TASK REQUIREMENTS: Within the data that follows, how many lines carry the string "JSON"? Give the number alone.

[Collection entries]
========================

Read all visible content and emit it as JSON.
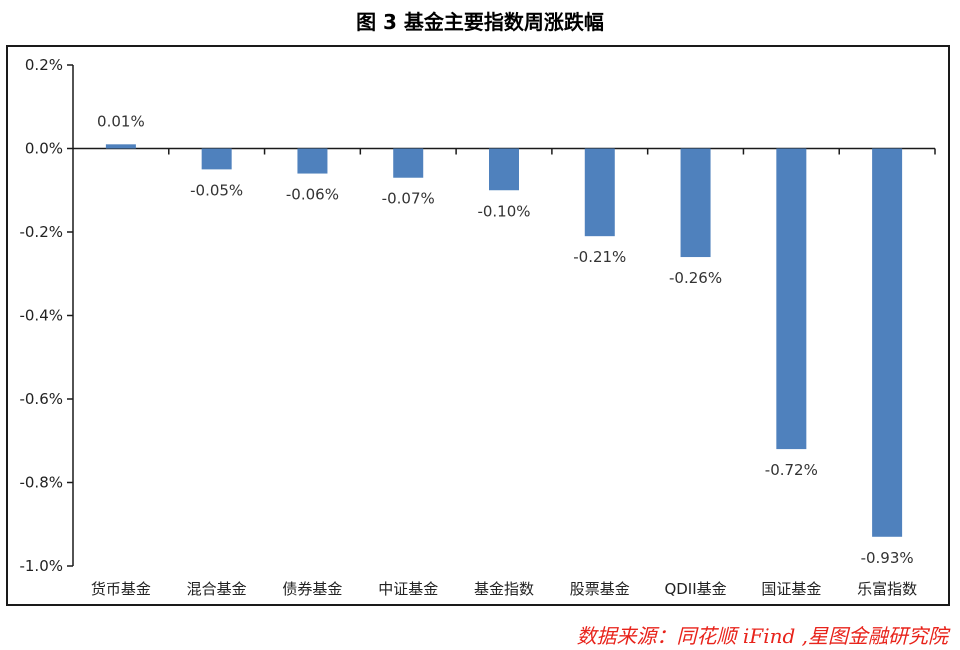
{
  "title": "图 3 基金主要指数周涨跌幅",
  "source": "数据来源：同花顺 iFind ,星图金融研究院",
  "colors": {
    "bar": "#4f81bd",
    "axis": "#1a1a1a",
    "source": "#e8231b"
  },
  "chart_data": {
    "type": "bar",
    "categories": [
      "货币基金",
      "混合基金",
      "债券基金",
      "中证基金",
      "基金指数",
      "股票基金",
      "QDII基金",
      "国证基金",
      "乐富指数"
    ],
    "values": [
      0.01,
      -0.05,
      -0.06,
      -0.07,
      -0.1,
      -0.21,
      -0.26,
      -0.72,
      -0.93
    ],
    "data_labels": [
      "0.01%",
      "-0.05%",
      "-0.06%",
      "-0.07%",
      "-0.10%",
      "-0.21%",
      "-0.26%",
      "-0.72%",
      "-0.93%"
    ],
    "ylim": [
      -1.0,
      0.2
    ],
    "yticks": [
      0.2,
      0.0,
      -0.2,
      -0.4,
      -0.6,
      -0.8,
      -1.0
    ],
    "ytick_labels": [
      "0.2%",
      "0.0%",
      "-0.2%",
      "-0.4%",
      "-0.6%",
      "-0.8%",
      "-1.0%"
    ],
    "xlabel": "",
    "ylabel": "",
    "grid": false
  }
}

========================

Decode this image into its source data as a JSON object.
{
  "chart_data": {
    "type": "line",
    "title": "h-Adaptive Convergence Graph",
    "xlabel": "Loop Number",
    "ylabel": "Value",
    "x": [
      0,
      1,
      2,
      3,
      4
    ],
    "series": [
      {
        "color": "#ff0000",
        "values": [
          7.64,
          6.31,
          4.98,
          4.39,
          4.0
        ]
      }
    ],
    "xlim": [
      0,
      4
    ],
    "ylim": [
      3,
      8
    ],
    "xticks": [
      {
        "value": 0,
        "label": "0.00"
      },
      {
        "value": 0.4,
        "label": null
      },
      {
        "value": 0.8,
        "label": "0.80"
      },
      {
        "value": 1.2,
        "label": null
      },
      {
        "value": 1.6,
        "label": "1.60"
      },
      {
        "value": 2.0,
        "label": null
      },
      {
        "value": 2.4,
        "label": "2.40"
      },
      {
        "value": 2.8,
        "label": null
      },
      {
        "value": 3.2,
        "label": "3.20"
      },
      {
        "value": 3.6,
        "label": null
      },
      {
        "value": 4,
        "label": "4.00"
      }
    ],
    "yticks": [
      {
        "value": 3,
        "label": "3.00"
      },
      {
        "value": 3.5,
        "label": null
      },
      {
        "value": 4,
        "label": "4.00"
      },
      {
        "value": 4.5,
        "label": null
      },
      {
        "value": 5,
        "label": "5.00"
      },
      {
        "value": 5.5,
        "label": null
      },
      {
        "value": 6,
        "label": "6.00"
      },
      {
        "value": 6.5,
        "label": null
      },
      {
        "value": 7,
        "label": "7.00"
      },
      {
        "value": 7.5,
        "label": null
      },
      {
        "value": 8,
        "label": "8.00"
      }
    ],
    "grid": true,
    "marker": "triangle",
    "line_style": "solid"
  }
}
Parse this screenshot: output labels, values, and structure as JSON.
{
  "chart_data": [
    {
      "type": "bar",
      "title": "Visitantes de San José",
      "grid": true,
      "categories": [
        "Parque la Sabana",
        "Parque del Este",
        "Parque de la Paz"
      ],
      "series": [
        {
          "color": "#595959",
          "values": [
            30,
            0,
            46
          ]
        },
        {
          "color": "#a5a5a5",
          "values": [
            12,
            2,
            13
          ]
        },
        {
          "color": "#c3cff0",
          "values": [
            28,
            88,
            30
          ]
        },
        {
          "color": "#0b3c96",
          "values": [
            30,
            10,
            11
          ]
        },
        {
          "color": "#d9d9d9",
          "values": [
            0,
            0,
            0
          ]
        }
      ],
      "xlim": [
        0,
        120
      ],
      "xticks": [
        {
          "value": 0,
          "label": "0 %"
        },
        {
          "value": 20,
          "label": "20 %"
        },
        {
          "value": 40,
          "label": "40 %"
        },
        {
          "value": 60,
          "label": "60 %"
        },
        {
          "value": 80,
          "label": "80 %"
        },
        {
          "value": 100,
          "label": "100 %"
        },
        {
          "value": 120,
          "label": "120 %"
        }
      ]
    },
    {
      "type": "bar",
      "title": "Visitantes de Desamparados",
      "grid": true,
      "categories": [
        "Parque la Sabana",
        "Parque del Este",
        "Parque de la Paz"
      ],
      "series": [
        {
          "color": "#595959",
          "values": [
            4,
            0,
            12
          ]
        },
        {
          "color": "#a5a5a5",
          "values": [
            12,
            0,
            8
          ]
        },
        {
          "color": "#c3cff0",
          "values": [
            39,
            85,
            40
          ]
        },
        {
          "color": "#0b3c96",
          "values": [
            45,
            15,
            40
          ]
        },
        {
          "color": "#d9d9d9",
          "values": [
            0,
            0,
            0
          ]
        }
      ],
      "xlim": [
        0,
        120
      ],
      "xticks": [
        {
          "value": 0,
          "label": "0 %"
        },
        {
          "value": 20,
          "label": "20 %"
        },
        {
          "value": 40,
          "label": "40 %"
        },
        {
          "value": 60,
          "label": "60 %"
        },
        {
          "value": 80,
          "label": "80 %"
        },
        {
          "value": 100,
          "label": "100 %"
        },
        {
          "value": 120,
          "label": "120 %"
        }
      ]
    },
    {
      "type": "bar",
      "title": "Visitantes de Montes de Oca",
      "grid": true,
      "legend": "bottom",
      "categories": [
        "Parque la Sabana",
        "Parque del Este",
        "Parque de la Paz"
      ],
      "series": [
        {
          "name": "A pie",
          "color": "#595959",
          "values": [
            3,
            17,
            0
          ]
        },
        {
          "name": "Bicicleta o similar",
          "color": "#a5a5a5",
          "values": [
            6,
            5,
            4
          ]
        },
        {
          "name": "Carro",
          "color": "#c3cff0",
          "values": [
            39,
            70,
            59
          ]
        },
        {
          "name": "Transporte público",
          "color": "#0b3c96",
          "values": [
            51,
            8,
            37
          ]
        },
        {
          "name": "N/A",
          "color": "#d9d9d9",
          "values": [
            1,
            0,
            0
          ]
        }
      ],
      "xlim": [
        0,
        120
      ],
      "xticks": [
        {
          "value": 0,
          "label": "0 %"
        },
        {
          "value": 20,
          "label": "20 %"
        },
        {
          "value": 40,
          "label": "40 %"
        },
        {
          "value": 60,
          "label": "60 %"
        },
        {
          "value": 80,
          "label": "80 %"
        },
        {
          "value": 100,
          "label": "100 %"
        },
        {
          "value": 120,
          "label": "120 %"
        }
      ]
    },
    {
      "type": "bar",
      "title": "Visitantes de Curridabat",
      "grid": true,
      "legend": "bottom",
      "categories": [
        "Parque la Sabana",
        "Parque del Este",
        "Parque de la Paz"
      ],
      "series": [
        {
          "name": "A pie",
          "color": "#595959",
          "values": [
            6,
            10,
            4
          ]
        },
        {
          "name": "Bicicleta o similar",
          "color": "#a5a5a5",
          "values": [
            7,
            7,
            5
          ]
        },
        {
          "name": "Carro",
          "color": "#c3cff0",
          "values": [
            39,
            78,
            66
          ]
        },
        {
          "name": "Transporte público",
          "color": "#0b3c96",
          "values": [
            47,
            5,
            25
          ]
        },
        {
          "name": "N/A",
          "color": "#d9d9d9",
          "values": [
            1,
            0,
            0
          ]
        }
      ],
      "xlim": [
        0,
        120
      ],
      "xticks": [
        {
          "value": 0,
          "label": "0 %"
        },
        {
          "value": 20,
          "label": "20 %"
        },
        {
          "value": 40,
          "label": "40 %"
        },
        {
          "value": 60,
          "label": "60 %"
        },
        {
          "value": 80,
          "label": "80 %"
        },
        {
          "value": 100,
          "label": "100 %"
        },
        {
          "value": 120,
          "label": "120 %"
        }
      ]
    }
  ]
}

========================

FINAL RESULT: 3